• Aim of the exercise:
Each entry below should be written out exactly as it is, with no pictures.

• Data rows:
§ §

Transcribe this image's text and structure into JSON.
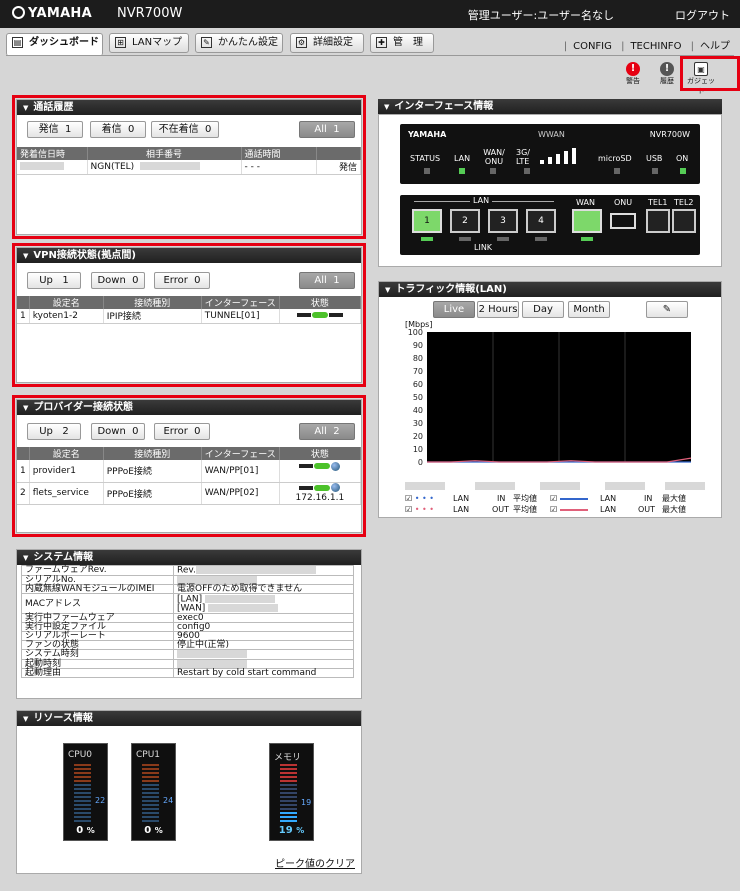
{
  "header": {
    "logo": "YAMAHA",
    "model": "NVR700W",
    "admin_user": "管理ユーザー:ユーザー名なし",
    "logout": "ログアウト"
  },
  "tabs": [
    {
      "label": "ダッシュボード",
      "active": true
    },
    {
      "label": "LANマップ"
    },
    {
      "label": "かんたん設定"
    },
    {
      "label": "詳細設定"
    },
    {
      "label": "管　理"
    }
  ],
  "sublinks": [
    "CONFIG",
    "TECHINFO",
    "ヘルプ"
  ],
  "status_icons": [
    {
      "label": "警告",
      "color": "#e60012"
    },
    {
      "label": "履歴",
      "color": "#555555"
    },
    {
      "label": "ガジェット",
      "color": "#555555"
    }
  ],
  "call_history": {
    "title": "通話履歴",
    "outgoing": "発信",
    "outgoing_count": "1",
    "incoming": "着信",
    "incoming_count": "0",
    "missed": "不在着信",
    "missed_count": "0",
    "all": "All",
    "all_count": "1",
    "columns": [
      "発着信日時",
      "相手番号",
      "通話時間",
      ""
    ],
    "rows": [
      {
        "line": "NGN(TEL)",
        "duration": "- - -",
        "type": "発信"
      }
    ]
  },
  "vpn": {
    "title": "VPN接続状態(拠点間)",
    "up": "Up",
    "up_count": "1",
    "down": "Down",
    "down_count": "0",
    "error": "Error",
    "error_count": "0",
    "all": "All",
    "all_count": "1",
    "columns": [
      "設定名",
      "接続種別",
      "インターフェース",
      "状態"
    ],
    "rows": [
      {
        "no": "1",
        "name": "kyoten1-2",
        "type": "IPIP接続",
        "iface": "TUNNEL[01]"
      }
    ]
  },
  "provider": {
    "title": "プロバイダー接続状態",
    "up": "Up",
    "up_count": "2",
    "down": "Down",
    "down_count": "0",
    "error": "Error",
    "error_count": "0",
    "all": "All",
    "all_count": "2",
    "columns": [
      "設定名",
      "接続種別",
      "インターフェース",
      "状態"
    ],
    "rows": [
      {
        "no": "1",
        "name": "provider1",
        "type": "PPPoE接続",
        "iface": "WAN/PP[01]",
        "ip": ""
      },
      {
        "no": "2",
        "name": "flets_service",
        "type": "PPPoE接続",
        "iface": "WAN/PP[02]",
        "ip": "172.16.1.1"
      }
    ]
  },
  "sysinfo": {
    "title": "システム情報",
    "rows": [
      {
        "k": "ファームウェアRev.",
        "v": "Rev.",
        "blur": true
      },
      {
        "k": "シリアルNo.",
        "v": "",
        "blur": true
      },
      {
        "k": "内蔵無線WANモジュールのIMEI",
        "v": "電源OFFのため取得できません"
      },
      {
        "k": "MACアドレス",
        "v": "[LAN]",
        "v2": "[WAN]",
        "blur": true
      },
      {
        "k": "実行中ファームウェア",
        "v": "exec0"
      },
      {
        "k": "実行中設定ファイル",
        "v": "config0"
      },
      {
        "k": "シリアルボーレート",
        "v": "9600"
      },
      {
        "k": "ファンの状態",
        "v": "停止中(正常)"
      },
      {
        "k": "システム時刻",
        "v": "",
        "blur": true
      },
      {
        "k": "起動時刻",
        "v": "",
        "blur": true
      },
      {
        "k": "起動理由",
        "v": "Restart by cold start command"
      }
    ]
  },
  "resource": {
    "title": "リソース情報",
    "cpu0": {
      "label": "CPU0",
      "value": "0",
      "peak": "22"
    },
    "cpu1": {
      "label": "CPU1",
      "value": "0",
      "peak": "24"
    },
    "mem": {
      "label": "メモリ",
      "value": "19",
      "peak": "19"
    },
    "percent": "%",
    "clear_peak": "ピーク値のクリア"
  },
  "iface": {
    "title": "インターフェース情報",
    "brand": "YAMAHA",
    "model": "NVR700W",
    "wwan": "WWAN",
    "leds": [
      "STATUS",
      "LAN",
      "WAN/ ONU",
      "3G/ LTE",
      "microSD",
      "USB",
      "ON"
    ],
    "lan": "LAN",
    "link": "LINK",
    "wan": "WAN",
    "onu": "ONU",
    "tel1": "TEL1",
    "tel2": "TEL2",
    "ports": [
      "1",
      "2",
      "3",
      "4"
    ]
  },
  "traffic": {
    "title": "トラフィック情報(LAN)",
    "buttons": [
      "Live",
      "2 Hours",
      "Day",
      "Month"
    ],
    "unit": "[Mbps]",
    "y_ticks": [
      "100",
      "90",
      "80",
      "70",
      "60",
      "50",
      "40",
      "30",
      "20",
      "10",
      "0"
    ],
    "legend": [
      {
        "if": "LAN",
        "dir": "IN",
        "stat": "平均値",
        "style": "dotted",
        "color": "#3366cc"
      },
      {
        "if": "LAN",
        "dir": "OUT",
        "stat": "平均値",
        "style": "dotted",
        "color": "#e0607a"
      },
      {
        "if": "LAN",
        "dir": "IN",
        "stat": "最大値",
        "style": "solid",
        "color": "#3366cc"
      },
      {
        "if": "LAN",
        "dir": "OUT",
        "stat": "最大値",
        "style": "solid",
        "color": "#e0607a"
      }
    ]
  },
  "chart_data": {
    "type": "line",
    "ylabel": "[Mbps]",
    "ylim": [
      0,
      100
    ],
    "series": [
      {
        "name": "LAN IN 最大値",
        "values": [
          0,
          0,
          0,
          0,
          0,
          0,
          0,
          0,
          0,
          0,
          0,
          0
        ]
      },
      {
        "name": "LAN OUT 最大値",
        "values": [
          0,
          0,
          1,
          0,
          0,
          0,
          1,
          0,
          0,
          0,
          0,
          3
        ]
      }
    ]
  }
}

§ §

• Written answer:
Transcribe this image's text and structure into JSON.
{
  "header": {
    "logo": "YAMAHA",
    "model": "NVR700W",
    "admin_user": "管理ユーザー:ユーザー名なし",
    "logout": "ログアウト"
  },
  "tabs": [
    {
      "label": "ダッシュボード",
      "active": true
    },
    {
      "label": "LANマップ"
    },
    {
      "label": "かんたん設定"
    },
    {
      "label": "詳細設定"
    },
    {
      "label": "管　理"
    }
  ],
  "sublinks": [
    "CONFIG",
    "TECHINFO",
    "ヘルプ"
  ],
  "status_icons": [
    {
      "label": "警告",
      "color": "#e60012"
    },
    {
      "label": "履歴",
      "color": "#555555"
    },
    {
      "label": "ガジェット",
      "color": "#555555"
    }
  ],
  "call_history": {
    "title": "通話履歴",
    "outgoing": "発信",
    "outgoing_count": "1",
    "incoming": "着信",
    "incoming_count": "0",
    "missed": "不在着信",
    "missed_count": "0",
    "all": "All",
    "all_count": "1",
    "columns": [
      "発着信日時",
      "相手番号",
      "通話時間",
      ""
    ],
    "rows": [
      {
        "line": "NGN(TEL)",
        "duration": "- - -",
        "type": "発信"
      }
    ]
  },
  "vpn": {
    "title": "VPN接続状態(拠点間)",
    "up": "Up",
    "up_count": "1",
    "down": "Down",
    "down_count": "0",
    "error": "Error",
    "error_count": "0",
    "all": "All",
    "all_count": "1",
    "columns": [
      "設定名",
      "接続種別",
      "インターフェース",
      "状態"
    ],
    "rows": [
      {
        "no": "1",
        "name": "kyoten1-2",
        "type": "IPIP接続",
        "iface": "TUNNEL[01]"
      }
    ]
  },
  "provider": {
    "title": "プロバイダー接続状態",
    "up": "Up",
    "up_count": "2",
    "down": "Down",
    "down_count": "0",
    "error": "Error",
    "error_count": "0",
    "all": "All",
    "all_count": "2",
    "columns": [
      "設定名",
      "接続種別",
      "インターフェース",
      "状態"
    ],
    "rows": [
      {
        "no": "1",
        "name": "provider1",
        "type": "PPPoE接続",
        "iface": "WAN/PP[01]",
        "ip": ""
      },
      {
        "no": "2",
        "name": "flets_service",
        "type": "PPPoE接続",
        "iface": "WAN/PP[02]",
        "ip": "172.16.1.1"
      }
    ]
  },
  "sysinfo": {
    "title": "システム情報",
    "rows": [
      {
        "k": "ファームウェアRev.",
        "v": "Rev.",
        "blur": true
      },
      {
        "k": "シリアルNo.",
        "v": "",
        "blur": true
      },
      {
        "k": "内蔵無線WANモジュールのIMEI",
        "v": "電源OFFのため取得できません"
      },
      {
        "k": "MACアドレス",
        "v": "[LAN]",
        "v2": "[WAN]",
        "blur": true
      },
      {
        "k": "実行中ファームウェア",
        "v": "exec0"
      },
      {
        "k": "実行中設定ファイル",
        "v": "config0"
      },
      {
        "k": "シリアルボーレート",
        "v": "9600"
      },
      {
        "k": "ファンの状態",
        "v": "停止中(正常)"
      },
      {
        "k": "システム時刻",
        "v": "",
        "blur": true
      },
      {
        "k": "起動時刻",
        "v": "",
        "blur": true
      },
      {
        "k": "起動理由",
        "v": "Restart by cold start command"
      }
    ]
  },
  "resource": {
    "title": "リソース情報",
    "cpu0": {
      "label": "CPU0",
      "value": "0",
      "peak": "22"
    },
    "cpu1": {
      "label": "CPU1",
      "value": "0",
      "peak": "24"
    },
    "mem": {
      "label": "メモリ",
      "value": "19",
      "peak": "19"
    },
    "percent": "%",
    "clear_peak": "ピーク値のクリア"
  },
  "iface": {
    "title": "インターフェース情報",
    "brand": "YAMAHA",
    "model": "NVR700W",
    "wwan": "WWAN",
    "leds": [
      "STATUS",
      "LAN",
      "WAN/ ONU",
      "3G/ LTE",
      "microSD",
      "USB",
      "ON"
    ],
    "lan": "LAN",
    "link": "LINK",
    "wan": "WAN",
    "onu": "ONU",
    "tel1": "TEL1",
    "tel2": "TEL2",
    "ports": [
      "1",
      "2",
      "3",
      "4"
    ]
  },
  "traffic": {
    "title": "トラフィック情報(LAN)",
    "buttons": [
      "Live",
      "2 Hours",
      "Day",
      "Month"
    ],
    "unit": "[Mbps]",
    "y_ticks": [
      "100",
      "90",
      "80",
      "70",
      "60",
      "50",
      "40",
      "30",
      "20",
      "10",
      "0"
    ],
    "legend": [
      {
        "if": "LAN",
        "dir": "IN",
        "stat": "平均値",
        "style": "dotted",
        "color": "#3366cc"
      },
      {
        "if": "LAN",
        "dir": "OUT",
        "stat": "平均値",
        "style": "dotted",
        "color": "#e0607a"
      },
      {
        "if": "LAN",
        "dir": "IN",
        "stat": "最大値",
        "style": "solid",
        "color": "#3366cc"
      },
      {
        "if": "LAN",
        "dir": "OUT",
        "stat": "最大値",
        "style": "solid",
        "color": "#e0607a"
      }
    ]
  },
  "chart_data": {
    "type": "line",
    "ylabel": "[Mbps]",
    "ylim": [
      0,
      100
    ],
    "series": [
      {
        "name": "LAN IN 最大値",
        "values": [
          0,
          0,
          0,
          0,
          0,
          0,
          0,
          0,
          0,
          0,
          0,
          0
        ]
      },
      {
        "name": "LAN OUT 最大値",
        "values": [
          0,
          0,
          1,
          0,
          0,
          0,
          1,
          0,
          0,
          0,
          0,
          3
        ]
      }
    ]
  }
}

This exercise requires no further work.